Directive
Retype every line of the material below word for word, leaving out the pictures.

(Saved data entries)
————

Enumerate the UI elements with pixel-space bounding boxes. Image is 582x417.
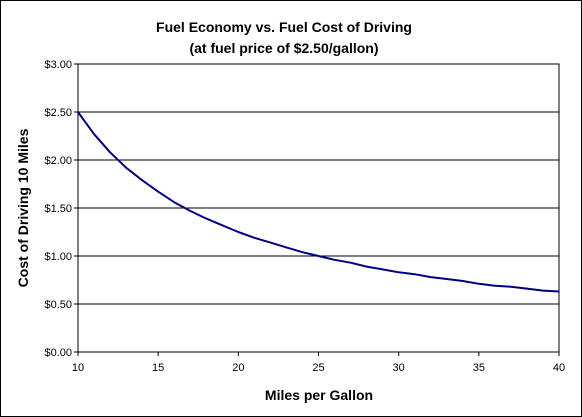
y-tick-label: $2.50 — [44, 107, 72, 119]
y-tick-label: $0.50 — [44, 299, 72, 311]
x-tick-label: 40 — [553, 362, 565, 374]
x-tick-label: 20 — [232, 362, 244, 374]
y-tick-label: $0.00 — [44, 347, 72, 359]
y-tick-label: $1.00 — [44, 251, 72, 263]
series-line — [77, 111, 560, 293]
y-tick-label: $1.50 — [44, 203, 72, 215]
x-axis-label: Miles per Gallon — [265, 387, 373, 403]
x-tick-label: 30 — [393, 362, 405, 374]
y-tick-label: $2.00 — [44, 155, 72, 167]
x-tick-label: 25 — [312, 362, 324, 374]
x-tick-label: 15 — [152, 362, 164, 374]
x-tick-label: 10 — [72, 362, 84, 374]
y-axis-label: Cost of Driving 10 Miles — [15, 128, 31, 287]
y-tick-label: $3.00 — [44, 59, 72, 71]
chart-title: Fuel Economy vs. Fuel Cost of Driving — [156, 19, 412, 35]
x-tick-label: 35 — [473, 362, 485, 374]
chart-subtitle: (at fuel price of $2.50/gallon) — [189, 40, 378, 56]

————

Answer to the problem
Enumerate the UI elements with pixel-space bounding boxes. Image is 582x417.
y-tick-label: $2.50 — [44, 107, 72, 119]
y-tick-label: $0.50 — [44, 299, 72, 311]
x-tick-label: 40 — [553, 362, 565, 374]
x-tick-label: 20 — [232, 362, 244, 374]
y-tick-label: $0.00 — [44, 347, 72, 359]
y-tick-label: $1.00 — [44, 251, 72, 263]
series-line — [77, 111, 560, 293]
y-tick-label: $1.50 — [44, 203, 72, 215]
x-axis-label: Miles per Gallon — [265, 387, 373, 403]
x-tick-label: 30 — [393, 362, 405, 374]
y-tick-label: $2.00 — [44, 155, 72, 167]
x-tick-label: 25 — [312, 362, 324, 374]
x-tick-label: 15 — [152, 362, 164, 374]
x-tick-label: 10 — [72, 362, 84, 374]
y-axis-label: Cost of Driving 10 Miles — [15, 128, 31, 287]
y-tick-label: $3.00 — [44, 59, 72, 71]
chart-title: Fuel Economy vs. Fuel Cost of Driving — [156, 19, 412, 35]
x-tick-label: 35 — [473, 362, 485, 374]
chart-subtitle: (at fuel price of $2.50/gallon) — [189, 40, 378, 56]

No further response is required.